— Begin Input for this task —

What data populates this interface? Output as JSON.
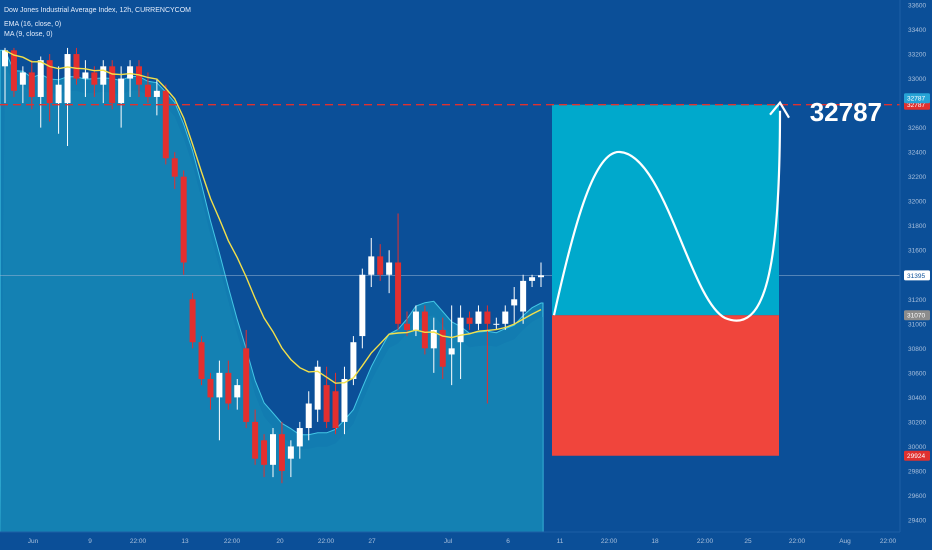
{
  "header": {
    "title": "Dow Jones Industrial Average Index, 12h, CURRENCYCOM",
    "ema_label": "EMA (16, close, 0)",
    "ma_label": "MA (9, close, 0)"
  },
  "target_text": "32787",
  "colors": {
    "background": "#0b4f98",
    "up_candle": "#ffffff",
    "down_candle": "#e32f2f",
    "ema_line": "#f3e04a",
    "ma_area": "#1aa2c7",
    "target_box": "#00a9cc",
    "stop_box": "#f0453c",
    "target_line": "#e0312f"
  },
  "price_tags": [
    {
      "label": "32787",
      "value": 32787,
      "color": "#e0312f"
    },
    {
      "label": "32787",
      "value": 32840,
      "color": "#26a3d6"
    },
    {
      "label": "31395",
      "value": 31395,
      "color": "#ffffff"
    },
    {
      "label": "31070",
      "value": 31070,
      "color": "#8c8c8c"
    },
    {
      "label": "29924",
      "value": 29924,
      "color": "#e0312f"
    }
  ],
  "chart_data": {
    "type": "candlestick",
    "title": "Dow Jones Industrial Average Index, 12h, CURRENCYCOM",
    "ylim": [
      29400,
      33600
    ],
    "y_ticks": [
      29400,
      29600,
      29800,
      30000,
      30200,
      30400,
      30600,
      30800,
      31000,
      31200,
      31400,
      31600,
      31800,
      32000,
      32200,
      32400,
      32600,
      32800,
      33000,
      33200,
      33400,
      33600
    ],
    "x_tick_labels": [
      "Jun",
      "9",
      "22:00",
      "13",
      "22:00",
      "20",
      "22:00",
      "27",
      "Jul",
      "6",
      "11",
      "22:00",
      "18",
      "22:00",
      "25",
      "22:00",
      "Aug",
      "22:00"
    ],
    "candles": [
      {
        "o": 33100,
        "h": 33250,
        "l": 32800,
        "c": 33230
      },
      {
        "o": 33230,
        "h": 33250,
        "l": 32850,
        "c": 32900
      },
      {
        "o": 32950,
        "h": 33100,
        "l": 32800,
        "c": 33050
      },
      {
        "o": 33050,
        "h": 33150,
        "l": 32750,
        "c": 32850
      },
      {
        "o": 32850,
        "h": 33180,
        "l": 32600,
        "c": 33150
      },
      {
        "o": 33150,
        "h": 33200,
        "l": 32650,
        "c": 32800
      },
      {
        "o": 32800,
        "h": 33100,
        "l": 32550,
        "c": 32950
      },
      {
        "o": 32800,
        "h": 33250,
        "l": 32450,
        "c": 33200
      },
      {
        "o": 33200,
        "h": 33250,
        "l": 32950,
        "c": 33000
      },
      {
        "o": 33000,
        "h": 33150,
        "l": 32850,
        "c": 33050
      },
      {
        "o": 33050,
        "h": 33100,
        "l": 32850,
        "c": 32950
      },
      {
        "o": 32950,
        "h": 33150,
        "l": 32800,
        "c": 33100
      },
      {
        "o": 33100,
        "h": 33150,
        "l": 32750,
        "c": 32800
      },
      {
        "o": 32800,
        "h": 33100,
        "l": 32600,
        "c": 33000
      },
      {
        "o": 33000,
        "h": 33150,
        "l": 32850,
        "c": 33100
      },
      {
        "o": 33100,
        "h": 33150,
        "l": 32850,
        "c": 32950
      },
      {
        "o": 32950,
        "h": 33050,
        "l": 32800,
        "c": 32850
      },
      {
        "o": 32850,
        "h": 33000,
        "l": 32700,
        "c": 32900
      },
      {
        "o": 32900,
        "h": 32950,
        "l": 32300,
        "c": 32350
      },
      {
        "o": 32350,
        "h": 32400,
        "l": 32100,
        "c": 32200
      },
      {
        "o": 32200,
        "h": 32250,
        "l": 31400,
        "c": 31500
      },
      {
        "o": 31200,
        "h": 31250,
        "l": 30800,
        "c": 30850
      },
      {
        "o": 30850,
        "h": 30900,
        "l": 30500,
        "c": 30550
      },
      {
        "o": 30550,
        "h": 30600,
        "l": 30300,
        "c": 30400
      },
      {
        "o": 30400,
        "h": 30700,
        "l": 30050,
        "c": 30600
      },
      {
        "o": 30600,
        "h": 30700,
        "l": 30300,
        "c": 30350
      },
      {
        "o": 30400,
        "h": 30550,
        "l": 30300,
        "c": 30500
      },
      {
        "o": 30800,
        "h": 30950,
        "l": 30150,
        "c": 30200
      },
      {
        "o": 30200,
        "h": 30300,
        "l": 29850,
        "c": 29900
      },
      {
        "o": 30050,
        "h": 30100,
        "l": 29750,
        "c": 29850
      },
      {
        "o": 29850,
        "h": 30150,
        "l": 29750,
        "c": 30100
      },
      {
        "o": 30100,
        "h": 30200,
        "l": 29700,
        "c": 29800
      },
      {
        "o": 29900,
        "h": 30050,
        "l": 29750,
        "c": 30000
      },
      {
        "o": 30000,
        "h": 30200,
        "l": 29900,
        "c": 30150
      },
      {
        "o": 30150,
        "h": 30450,
        "l": 30050,
        "c": 30350
      },
      {
        "o": 30300,
        "h": 30700,
        "l": 30200,
        "c": 30650
      },
      {
        "o": 30500,
        "h": 30650,
        "l": 30150,
        "c": 30200
      },
      {
        "o": 30450,
        "h": 30600,
        "l": 30100,
        "c": 30150
      },
      {
        "o": 30200,
        "h": 30650,
        "l": 30100,
        "c": 30550
      },
      {
        "o": 30550,
        "h": 30900,
        "l": 30500,
        "c": 30850
      },
      {
        "o": 30900,
        "h": 31450,
        "l": 30800,
        "c": 31400
      },
      {
        "o": 31400,
        "h": 31700,
        "l": 31300,
        "c": 31550
      },
      {
        "o": 31550,
        "h": 31650,
        "l": 31350,
        "c": 31400
      },
      {
        "o": 31400,
        "h": 31600,
        "l": 31250,
        "c": 31500
      },
      {
        "o": 31500,
        "h": 31900,
        "l": 30950,
        "c": 31000
      },
      {
        "o": 31000,
        "h": 31100,
        "l": 30900,
        "c": 30950
      },
      {
        "o": 30950,
        "h": 31150,
        "l": 30900,
        "c": 31100
      },
      {
        "o": 31100,
        "h": 31150,
        "l": 30750,
        "c": 30800
      },
      {
        "o": 30800,
        "h": 31050,
        "l": 30600,
        "c": 30950
      },
      {
        "o": 30950,
        "h": 31050,
        "l": 30550,
        "c": 30650
      },
      {
        "o": 30750,
        "h": 31150,
        "l": 30500,
        "c": 30800
      },
      {
        "o": 30850,
        "h": 31150,
        "l": 30550,
        "c": 31050
      },
      {
        "o": 31050,
        "h": 31100,
        "l": 30950,
        "c": 31000
      },
      {
        "o": 31000,
        "h": 31150,
        "l": 30950,
        "c": 31100
      },
      {
        "o": 31100,
        "h": 31150,
        "l": 30350,
        "c": 31000
      },
      {
        "o": 31000,
        "h": 31050,
        "l": 30950,
        "c": 31000
      },
      {
        "o": 31000,
        "h": 31150,
        "l": 30950,
        "c": 31100
      },
      {
        "o": 31150,
        "h": 31300,
        "l": 31000,
        "c": 31200
      },
      {
        "o": 31100,
        "h": 31400,
        "l": 31000,
        "c": 31350
      },
      {
        "o": 31350,
        "h": 31400,
        "l": 31300,
        "c": 31380
      },
      {
        "o": 31380,
        "h": 31500,
        "l": 31300,
        "c": 31395
      }
    ],
    "projection": {
      "target": 32787,
      "entry": 31070,
      "stop": 29924
    }
  }
}
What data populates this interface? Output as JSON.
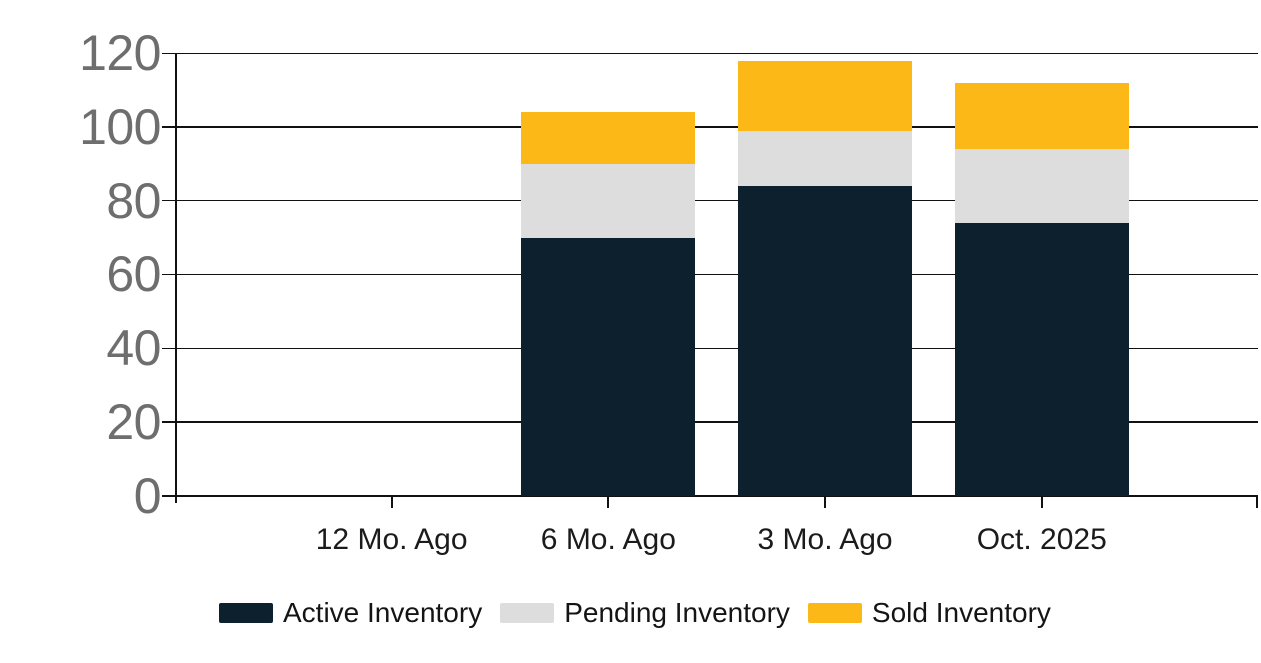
{
  "chart_data": {
    "type": "bar",
    "stacked": true,
    "title": "",
    "categories": [
      "12 Mo. Ago",
      "6 Mo. Ago",
      "3 Mo. Ago",
      "Oct. 2025"
    ],
    "series": [
      {
        "name": "Active Inventory",
        "color": "#0C202D",
        "values": [
          0,
          70,
          84,
          74
        ]
      },
      {
        "name": "Pending Inventory",
        "color": "#DCDDDC",
        "values": [
          0,
          20,
          15,
          20
        ]
      },
      {
        "name": "Sold Inventory",
        "color": "#FBB817",
        "values": [
          0,
          14,
          19,
          18
        ]
      }
    ],
    "stack_totals": [
      0,
      104,
      118,
      112
    ],
    "ylim": [
      0,
      120
    ],
    "ytick_interval": 20,
    "yticks": [
      "0",
      "20",
      "40",
      "60",
      "80",
      "100",
      "120"
    ],
    "xlabel": "",
    "ylabel": "",
    "grid": true,
    "legend_position": "bottom"
  },
  "colors": {
    "background": "#FFFFFF",
    "grid_line": "#111111",
    "axis_line": "#111111",
    "y_tick_label": "#6E6E6E",
    "x_tick_label": "#1B1B1B",
    "legend_label": "#141414"
  }
}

— End Input for this task —

Stated task: Collect every line with the string "Inventory" from the records, and copy each.

Solution to the problem:
        "name": "Active Inventory",
        "name": "Pending Inventory",
        "name": "Sold Inventory",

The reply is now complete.